▸ WHAT YOU HAVE TO DO: Determine which lines of the records include the word "specific", and copy them.
● ● ● ● ●
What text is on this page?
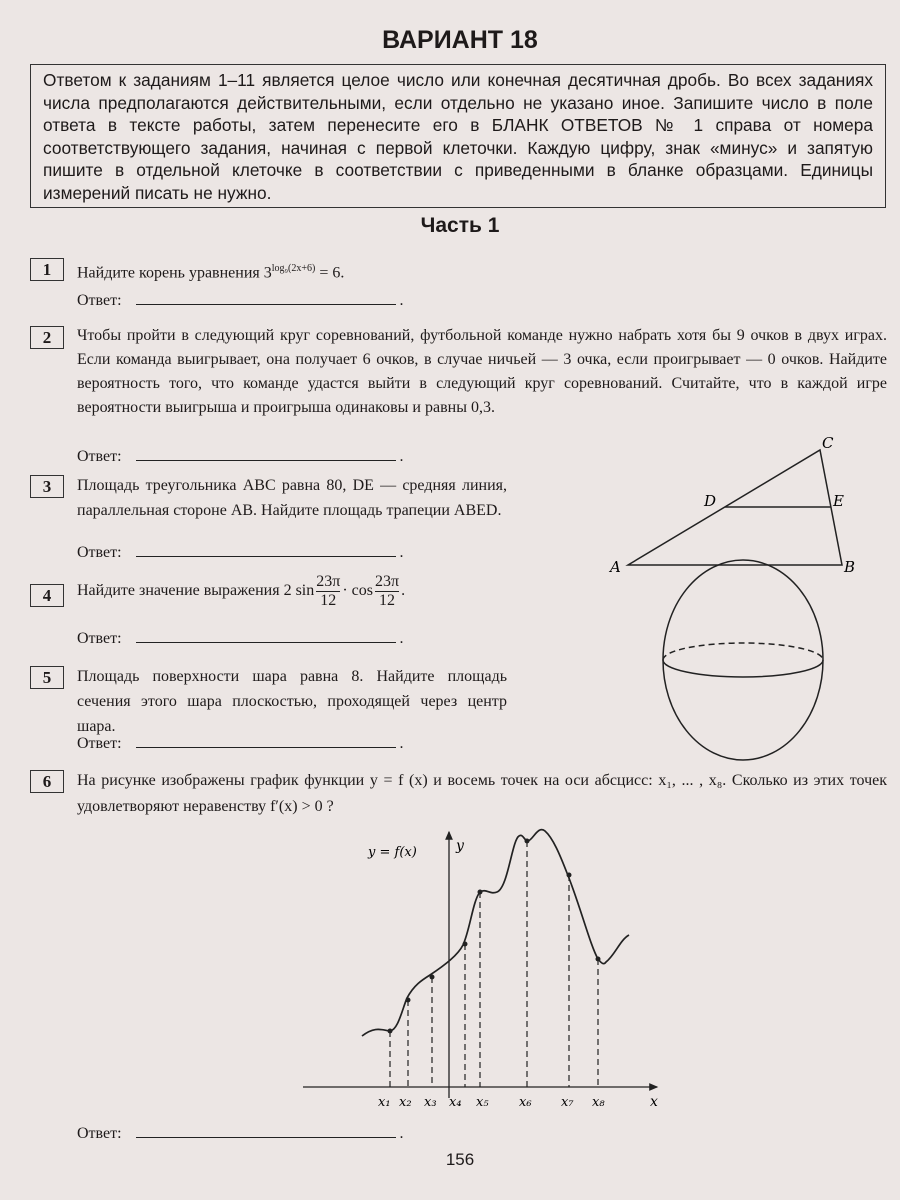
ВАРИАНТ 18
Ответом к заданиям 1–11 является целое число или конечная десятичная дробь. Во всех заданиях числа предполагаются действительными, если отдельно не указано иное. Запишите число в поле ответа в тексте работы, затем перенесите его в БЛАНК ОТВЕТОВ № 1 справа от номера соответствующего задания, начиная с первой клеточки. Каждую цифру, знак «минус» и запятую пишите в отдельной клеточке в соответствии с приведенными в бланке образцами. Единицы измерений писать не нужно.
Часть 1
1	Найдите корень уравнения $3^{log_9(2x+6)} = 6$.
Ответ:	.
2	Чтобы пройти в следующий круг соревнований, футбольной команде нужно набрать хотя бы 9 очков в двух играх. Если команда выигрывает, она получает 6 очков, в случае ничьей — 3 очка, если проигрывает — 0 очков. Найдите вероятность того, что команде удастся выйти в следующий круг соревнований. Считайте, что в каждой игре вероятности выигрыша и проигрыша одинаковы и равны 0,3.
Ответ:	.
3	Площадь треугольника ABC равна 80, DE — средняя линия, параллельная стороне AB. Найдите площадь трапеции ABED.
Ответ:	.
A	B
C
D	E
4	Найдите значение выражения 2 $\sin \frac{23\pi}{12} \cdot \cos \frac{23\pi}{12}$ .
Ответ:	.
5	Площадь поверхности шара равна 8. Найдите площадь сечения этого шара плоскостью, проходящей через центр шара.
Ответ:	.
6	На рисунке изображены график функции y = f (x) и восемь точек на оси абсцисс: x₁, ... , x₈. Сколько из этих точек удовлетворяют неравенству f′(x) > 0 ?
y
x
y = f(x)
x₁ x₂ x₃ x₄ x₅ x₆ x₇ x₈
Ответ:	.
156
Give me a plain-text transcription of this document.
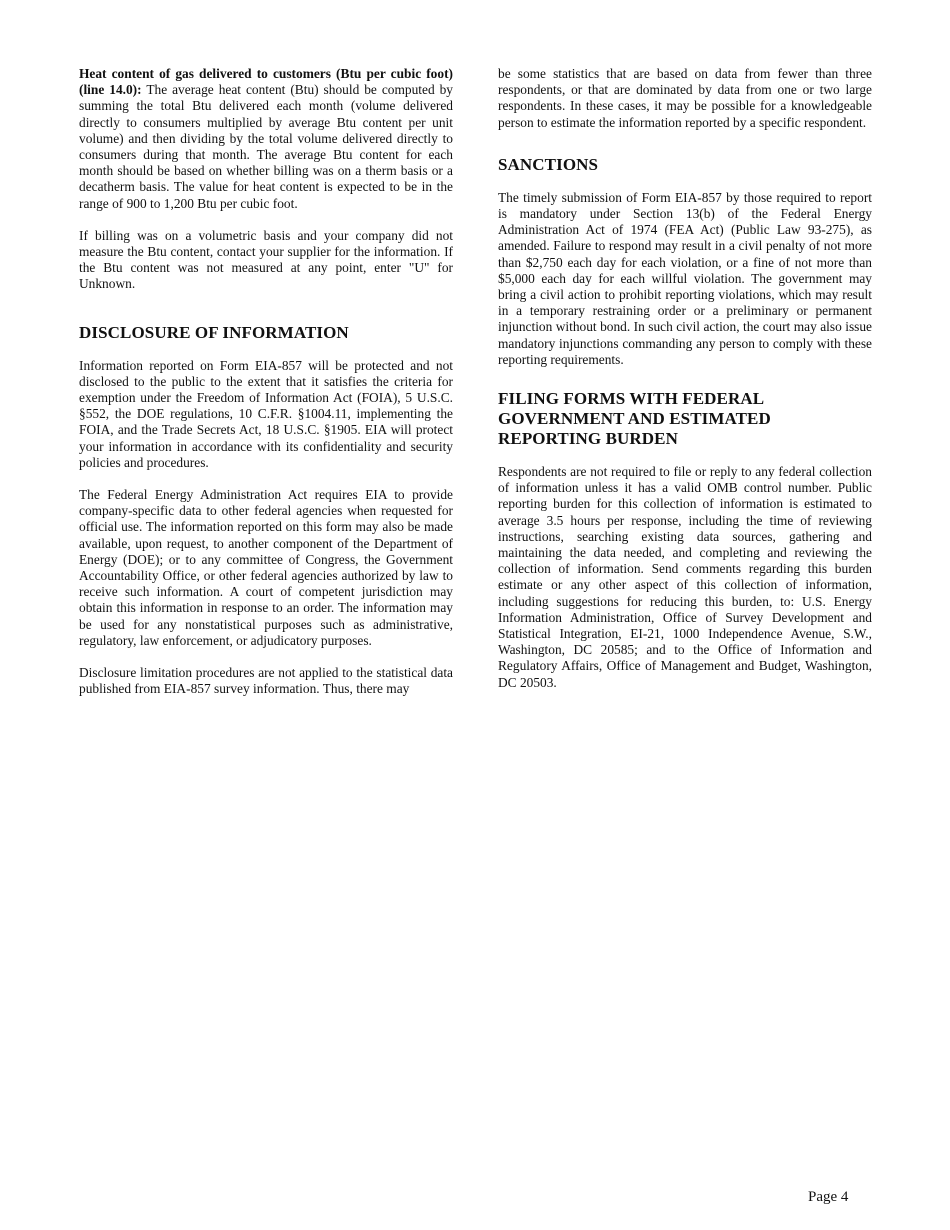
Heat content of gas delivered to customers (Btu per cubic foot) (line 14.0): The average heat content (Btu) should be computed by summing the total Btu delivered each month (volume delivered directly to consumers multiplied by average Btu content per unit volume) and then dividing by the total volume delivered directly to consumers during that month. The average Btu content for each month should be based on whether billing was on a therm basis or a decatherm basis. The value for heat content is expected to be in the range of 900 to 1,200 Btu per cubic foot.

If billing was on a volumetric basis and your company did not measure the Btu content, contact your supplier for the information. If the Btu content was not measured at any point, enter "U" for Unknown.

DISCLOSURE OF INFORMATION

Information reported on Form EIA-857 will be protected and not disclosed to the public to the extent that it satisfies the criteria for exemption under the Freedom of Information Act (FOIA), 5 U.S.C. §552, the DOE regulations, 10 C.F.R. §1004.11, implementing the FOIA, and the Trade Secrets Act, 18 U.S.C. §1905. EIA will protect your information in accordance with its confidentiality and security policies and procedures.

The Federal Energy Administration Act requires EIA to provide company-specific data to other federal agencies when requested for official use. The information reported on this form may also be made available, upon request, to another component of the Department of Energy (DOE); or to any committee of Congress, the Government Accountability Office, or other federal agencies authorized by law to receive such information. A court of competent jurisdiction may obtain this information in response to an order. The information may be used for any nonstatistical purposes such as administrative, regulatory, law enforcement, or adjudicatory purposes.

Disclosure limitation procedures are not applied to the statistical data published from EIA-857 survey information. Thus, there may

be some statistics that are based on data from fewer than three respondents, or that are dominated by data from one or two large respondents. In these cases, it may be possible for a knowledgeable person to estimate the information reported by a specific respondent.

SANCTIONS

The timely submission of Form EIA-857 by those required to report is mandatory under Section 13(b) of the Federal Energy Administration Act of 1974 (FEA Act) (Public Law 93-275), as amended. Failure to respond may result in a civil penalty of not more than $2,750 each day for each violation, or a fine of not more than $5,000 each day for each willful violation. The government may bring a civil action to prohibit reporting violations, which may result in a temporary restraining order or a preliminary or permanent injunction without bond. In such civil action, the court may also issue mandatory injunctions commanding any person to comply with these reporting requirements.

FILING FORMS WITH FEDERAL
GOVERNMENT AND ESTIMATED
REPORTING BURDEN

Respondents are not required to file or reply to any federal collection of information unless it has a valid OMB control number. Public reporting burden for this collection of information is estimated to average 3.5 hours per response, including the time of reviewing instructions, searching existing data sources, gathering and maintaining the data needed, and completing and reviewing the collection of information. Send comments regarding this burden estimate or any other aspect of this collection of information, including suggestions for reducing this burden, to: U.S. Energy Information Administration, Office of Survey Development and Statistical Integration, EI-21, 1000 Independence Avenue, S.W., Washington, DC 20585; and to the Office of Information and Regulatory Affairs, Office of Management and Budget, Washington, DC 20503.

Page 4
● ● ● ● ●
▸ CORRECT RESULT:
The Federal Energy Administration Act requires EIA to provide company-specific data to other federal agencies when requested for official use. The information reported on this form may also be made available, upon request, to another component of the Department of Energy (DOE); or to any committee of Congress, the Government Accountability Office, or other federal agencies authorized by law to receive such information. A court of competent jurisdiction may obtain this information in response to an order. The information may be used for any nonstatistical purposes such as administrative, regulatory, law enforcement, or adjudicatory purposes.
be some statistics that are based on data from fewer than three respondents, or that are dominated by data from one or two large respondents. In these cases, it may be possible for a knowledgeable person to estimate the information reported by a specific respondent.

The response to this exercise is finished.